START

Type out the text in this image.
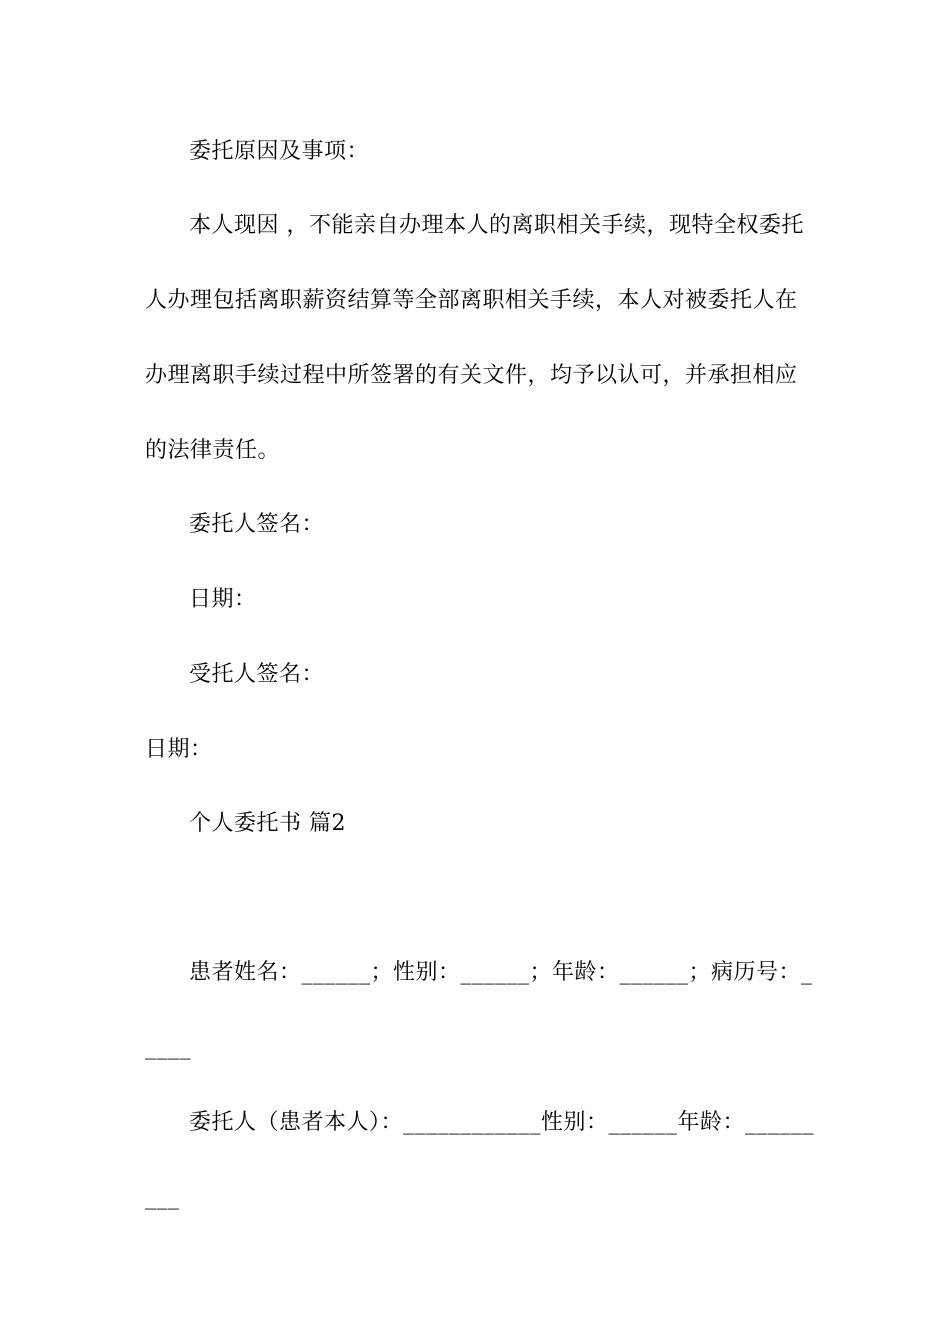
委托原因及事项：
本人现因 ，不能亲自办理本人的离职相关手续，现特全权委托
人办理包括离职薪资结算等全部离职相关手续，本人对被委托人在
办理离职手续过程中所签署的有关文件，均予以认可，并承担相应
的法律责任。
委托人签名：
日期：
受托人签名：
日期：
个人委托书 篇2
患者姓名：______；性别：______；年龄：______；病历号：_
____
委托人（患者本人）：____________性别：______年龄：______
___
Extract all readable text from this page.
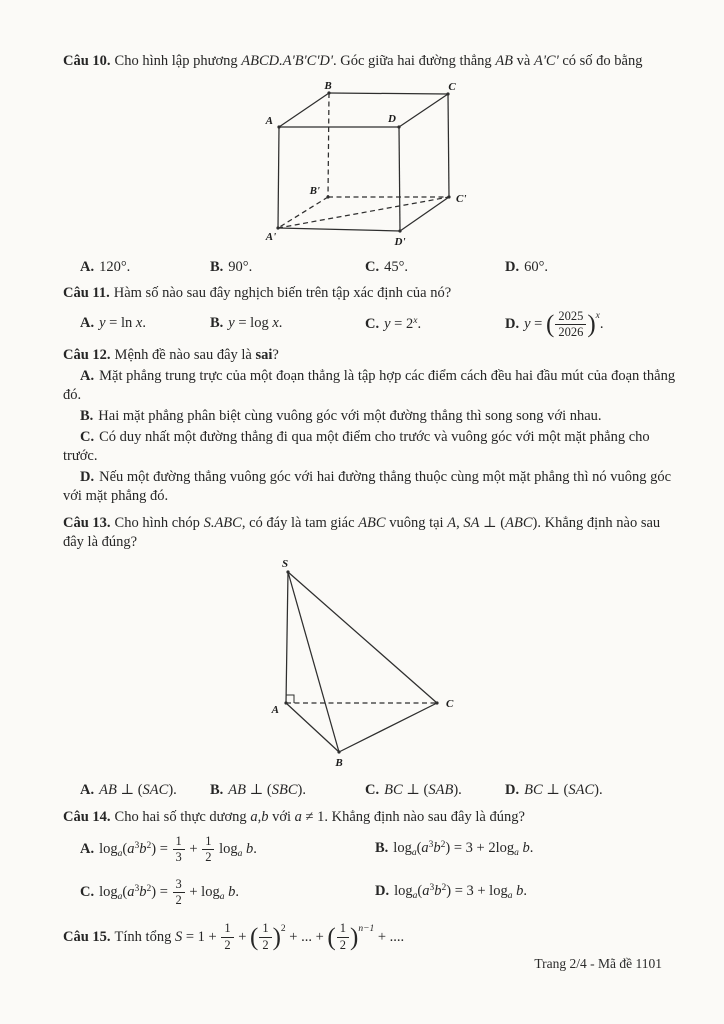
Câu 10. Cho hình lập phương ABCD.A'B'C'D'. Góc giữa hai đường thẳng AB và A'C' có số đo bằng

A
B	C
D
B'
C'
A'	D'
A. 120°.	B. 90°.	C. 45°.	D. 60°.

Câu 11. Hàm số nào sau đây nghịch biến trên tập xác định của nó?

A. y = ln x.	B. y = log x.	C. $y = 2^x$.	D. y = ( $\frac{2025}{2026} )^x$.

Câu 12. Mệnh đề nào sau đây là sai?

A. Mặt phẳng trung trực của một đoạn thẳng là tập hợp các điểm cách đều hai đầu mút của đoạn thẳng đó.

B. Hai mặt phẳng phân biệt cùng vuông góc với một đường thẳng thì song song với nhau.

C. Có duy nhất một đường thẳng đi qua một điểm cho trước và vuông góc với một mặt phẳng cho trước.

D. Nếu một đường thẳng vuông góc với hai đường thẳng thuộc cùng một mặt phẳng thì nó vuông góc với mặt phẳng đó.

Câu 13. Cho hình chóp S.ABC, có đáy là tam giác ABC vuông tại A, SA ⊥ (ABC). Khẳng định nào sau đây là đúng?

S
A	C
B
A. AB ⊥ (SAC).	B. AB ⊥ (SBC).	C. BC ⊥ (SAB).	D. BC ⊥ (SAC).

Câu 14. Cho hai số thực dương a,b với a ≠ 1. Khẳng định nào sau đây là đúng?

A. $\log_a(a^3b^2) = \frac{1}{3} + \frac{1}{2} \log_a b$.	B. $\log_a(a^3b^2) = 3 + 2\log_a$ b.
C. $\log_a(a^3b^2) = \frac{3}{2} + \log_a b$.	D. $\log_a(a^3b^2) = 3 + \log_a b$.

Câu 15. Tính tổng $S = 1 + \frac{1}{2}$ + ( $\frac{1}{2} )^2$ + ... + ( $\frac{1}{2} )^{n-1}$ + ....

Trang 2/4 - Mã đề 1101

END

YOUR TASK → All the records need to be repeated exactly, with the images dropped.

WRITTEN SOLUTION →
Type out the text in this image.
委托原因及事项：
本人现因 ，不能亲自办理本人的离职相关手续，现特全权委托
人办理包括离职薪资结算等全部离职相关手续，本人对被委托人在
办理离职手续过程中所签署的有关文件，均予以认可，并承担相应
的法律责任。
委托人签名：
日期：
受托人签名：
日期：
个人委托书 篇2
患者姓名：______；性别：______；年龄：______；病历号：_
____
委托人（患者本人）：____________性别：______年龄：______
___
Extract all readable text from this page.
Câu 10. Cho hình lập phương ABCD.A'B'C'D'. Góc giữa hai đường thẳng AB và A'C' có số đo bằng

A
B	C
D
B'
C'
A'	D'
A. 120°.	B. 90°.	C. 45°.	D. 60°.

Câu 11. Hàm số nào sau đây nghịch biến trên tập xác định của nó?

A. y = ln x.	B. y = log x.	C. $y = 2^x$.	D. y = ( $\frac{2025}{2026} )^x$.

Câu 12. Mệnh đề nào sau đây là sai?

A. Mặt phẳng trung trực của một đoạn thẳng là tập hợp các điểm cách đều hai đầu mút của đoạn thẳng đó.

B. Hai mặt phẳng phân biệt cùng vuông góc với một đường thẳng thì song song với nhau.

C. Có duy nhất một đường thẳng đi qua một điểm cho trước và vuông góc với một mặt phẳng cho trước.

D. Nếu một đường thẳng vuông góc với hai đường thẳng thuộc cùng một mặt phẳng thì nó vuông góc với mặt phẳng đó.

Câu 13. Cho hình chóp S.ABC, có đáy là tam giác ABC vuông tại A, SA ⊥ (ABC). Khẳng định nào sau đây là đúng?

S
A	C
B
A. AB ⊥ (SAC).	B. AB ⊥ (SBC).	C. BC ⊥ (SAB).	D. BC ⊥ (SAC).

Câu 14. Cho hai số thực dương a,b với a ≠ 1. Khẳng định nào sau đây là đúng?

A. $\log_a(a^3b^2) = \frac{1}{3} + \frac{1}{2} \log_a b$.	B. $\log_a(a^3b^2) = 3 + 2\log_a$ b.
C. $\log_a(a^3b^2) = \frac{3}{2} + \log_a b$.	D. $\log_a(a^3b^2) = 3 + \log_a b$.

Câu 15. Tính tổng $S = 1 + \frac{1}{2}$ + ( $\frac{1}{2} )^2$ + ... + ( $\frac{1}{2} )^{n-1}$ + ....

Trang 2/4 - Mã đề 1101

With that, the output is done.